→ THE DATA:
☆ ☆ ☆ ☆ ☆ ☆ ☆
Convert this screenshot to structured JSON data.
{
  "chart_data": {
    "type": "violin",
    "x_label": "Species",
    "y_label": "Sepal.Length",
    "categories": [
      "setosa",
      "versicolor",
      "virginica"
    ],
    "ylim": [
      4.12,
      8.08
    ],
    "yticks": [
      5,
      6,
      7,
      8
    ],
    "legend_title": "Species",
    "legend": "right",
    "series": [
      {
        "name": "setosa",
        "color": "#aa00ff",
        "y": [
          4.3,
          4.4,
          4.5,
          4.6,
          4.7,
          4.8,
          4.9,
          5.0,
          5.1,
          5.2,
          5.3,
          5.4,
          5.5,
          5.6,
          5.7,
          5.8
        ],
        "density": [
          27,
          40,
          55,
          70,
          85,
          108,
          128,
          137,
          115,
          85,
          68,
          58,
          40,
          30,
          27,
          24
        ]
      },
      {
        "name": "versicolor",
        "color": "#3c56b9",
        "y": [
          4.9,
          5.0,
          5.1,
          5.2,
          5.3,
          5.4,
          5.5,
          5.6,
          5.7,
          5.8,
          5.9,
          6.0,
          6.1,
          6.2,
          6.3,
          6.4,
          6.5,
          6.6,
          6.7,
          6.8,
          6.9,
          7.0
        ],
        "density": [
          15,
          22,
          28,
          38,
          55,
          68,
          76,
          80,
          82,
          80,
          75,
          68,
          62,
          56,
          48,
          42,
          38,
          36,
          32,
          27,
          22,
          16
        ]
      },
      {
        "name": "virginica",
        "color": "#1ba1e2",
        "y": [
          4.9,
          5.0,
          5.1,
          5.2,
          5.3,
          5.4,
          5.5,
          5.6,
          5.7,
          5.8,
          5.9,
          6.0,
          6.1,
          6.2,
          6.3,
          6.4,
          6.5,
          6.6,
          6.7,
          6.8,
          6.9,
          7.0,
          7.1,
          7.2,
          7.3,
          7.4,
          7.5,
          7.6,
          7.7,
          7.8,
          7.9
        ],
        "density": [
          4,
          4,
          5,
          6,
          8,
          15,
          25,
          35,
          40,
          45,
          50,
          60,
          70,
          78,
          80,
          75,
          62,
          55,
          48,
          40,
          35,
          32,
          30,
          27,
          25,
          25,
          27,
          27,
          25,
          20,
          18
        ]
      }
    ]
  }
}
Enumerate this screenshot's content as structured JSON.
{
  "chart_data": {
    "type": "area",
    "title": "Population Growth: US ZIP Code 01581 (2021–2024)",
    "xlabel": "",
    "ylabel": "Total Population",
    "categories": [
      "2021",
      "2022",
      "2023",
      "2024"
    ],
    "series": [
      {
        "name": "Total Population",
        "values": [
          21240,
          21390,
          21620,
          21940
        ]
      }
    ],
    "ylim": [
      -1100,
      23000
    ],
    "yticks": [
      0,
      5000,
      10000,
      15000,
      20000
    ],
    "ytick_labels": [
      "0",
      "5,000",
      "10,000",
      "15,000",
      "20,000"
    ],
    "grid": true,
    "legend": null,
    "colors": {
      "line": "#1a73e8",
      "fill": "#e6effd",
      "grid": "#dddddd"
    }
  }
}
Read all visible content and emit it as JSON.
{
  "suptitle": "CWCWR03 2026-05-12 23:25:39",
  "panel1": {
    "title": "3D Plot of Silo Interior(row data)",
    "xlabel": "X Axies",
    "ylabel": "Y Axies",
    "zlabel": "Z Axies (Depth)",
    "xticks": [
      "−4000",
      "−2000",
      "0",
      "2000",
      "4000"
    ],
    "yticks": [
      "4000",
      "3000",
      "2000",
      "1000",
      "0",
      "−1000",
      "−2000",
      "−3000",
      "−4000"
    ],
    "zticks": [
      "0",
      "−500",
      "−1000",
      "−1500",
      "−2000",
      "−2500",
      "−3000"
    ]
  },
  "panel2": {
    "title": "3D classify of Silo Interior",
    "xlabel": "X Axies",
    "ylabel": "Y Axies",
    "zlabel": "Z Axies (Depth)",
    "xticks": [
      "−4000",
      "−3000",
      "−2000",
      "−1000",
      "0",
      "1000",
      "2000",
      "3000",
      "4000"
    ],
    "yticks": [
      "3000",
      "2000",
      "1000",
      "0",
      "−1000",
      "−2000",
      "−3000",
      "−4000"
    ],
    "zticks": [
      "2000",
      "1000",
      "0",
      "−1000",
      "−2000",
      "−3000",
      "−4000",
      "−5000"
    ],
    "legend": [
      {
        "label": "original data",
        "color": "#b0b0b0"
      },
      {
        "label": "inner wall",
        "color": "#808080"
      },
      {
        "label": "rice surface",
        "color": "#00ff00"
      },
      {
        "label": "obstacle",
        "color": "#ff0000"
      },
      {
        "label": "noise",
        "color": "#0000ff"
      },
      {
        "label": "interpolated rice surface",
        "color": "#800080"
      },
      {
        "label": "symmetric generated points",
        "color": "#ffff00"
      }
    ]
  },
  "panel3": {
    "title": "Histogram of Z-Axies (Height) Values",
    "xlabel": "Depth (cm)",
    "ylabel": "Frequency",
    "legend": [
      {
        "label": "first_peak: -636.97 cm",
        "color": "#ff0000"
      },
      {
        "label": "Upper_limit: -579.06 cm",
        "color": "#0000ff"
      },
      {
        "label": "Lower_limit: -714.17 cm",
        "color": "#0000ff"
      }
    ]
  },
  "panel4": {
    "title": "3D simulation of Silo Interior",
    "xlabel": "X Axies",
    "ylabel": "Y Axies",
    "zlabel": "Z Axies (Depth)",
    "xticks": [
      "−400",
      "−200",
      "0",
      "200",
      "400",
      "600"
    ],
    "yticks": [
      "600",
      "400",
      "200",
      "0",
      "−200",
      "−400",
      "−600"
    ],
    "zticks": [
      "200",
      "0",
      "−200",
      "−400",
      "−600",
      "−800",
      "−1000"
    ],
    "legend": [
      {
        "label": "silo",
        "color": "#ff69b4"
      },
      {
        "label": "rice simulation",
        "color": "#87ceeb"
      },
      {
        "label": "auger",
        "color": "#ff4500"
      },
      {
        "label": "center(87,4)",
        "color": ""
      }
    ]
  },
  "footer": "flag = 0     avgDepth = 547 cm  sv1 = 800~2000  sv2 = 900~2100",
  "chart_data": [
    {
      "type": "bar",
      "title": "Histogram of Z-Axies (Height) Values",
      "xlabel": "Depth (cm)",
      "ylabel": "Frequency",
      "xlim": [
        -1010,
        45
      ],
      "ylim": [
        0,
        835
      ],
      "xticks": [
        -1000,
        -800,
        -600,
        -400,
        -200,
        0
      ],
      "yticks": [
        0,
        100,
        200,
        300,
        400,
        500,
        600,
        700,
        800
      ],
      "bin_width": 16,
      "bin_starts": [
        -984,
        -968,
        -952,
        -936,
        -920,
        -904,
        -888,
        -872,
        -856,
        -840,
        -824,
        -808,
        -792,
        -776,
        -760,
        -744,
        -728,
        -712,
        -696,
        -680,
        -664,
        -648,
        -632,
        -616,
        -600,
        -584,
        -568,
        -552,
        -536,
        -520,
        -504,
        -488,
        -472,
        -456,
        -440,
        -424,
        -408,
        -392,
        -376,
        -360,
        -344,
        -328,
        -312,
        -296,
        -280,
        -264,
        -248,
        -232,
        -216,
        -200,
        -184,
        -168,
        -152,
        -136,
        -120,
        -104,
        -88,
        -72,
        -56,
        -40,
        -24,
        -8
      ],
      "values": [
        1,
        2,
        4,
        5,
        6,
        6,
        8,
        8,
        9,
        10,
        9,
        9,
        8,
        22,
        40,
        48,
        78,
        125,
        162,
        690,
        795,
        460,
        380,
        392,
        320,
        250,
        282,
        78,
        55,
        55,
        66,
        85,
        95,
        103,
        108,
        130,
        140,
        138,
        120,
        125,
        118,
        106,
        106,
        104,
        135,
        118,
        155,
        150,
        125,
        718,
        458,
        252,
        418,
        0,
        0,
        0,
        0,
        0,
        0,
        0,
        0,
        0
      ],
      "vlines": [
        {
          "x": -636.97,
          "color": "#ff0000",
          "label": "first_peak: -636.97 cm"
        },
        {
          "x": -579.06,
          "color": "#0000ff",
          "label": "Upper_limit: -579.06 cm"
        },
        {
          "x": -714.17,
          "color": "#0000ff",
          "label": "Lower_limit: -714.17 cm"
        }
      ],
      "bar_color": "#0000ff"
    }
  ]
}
☆ ☆ ☆ ☆ ☆ ☆ ☆
→ PROBLEM: Determine the count of lines in the data above with the string "Histogram" in them, and give that count alone.

→ WRITTEN RESPONSE: 2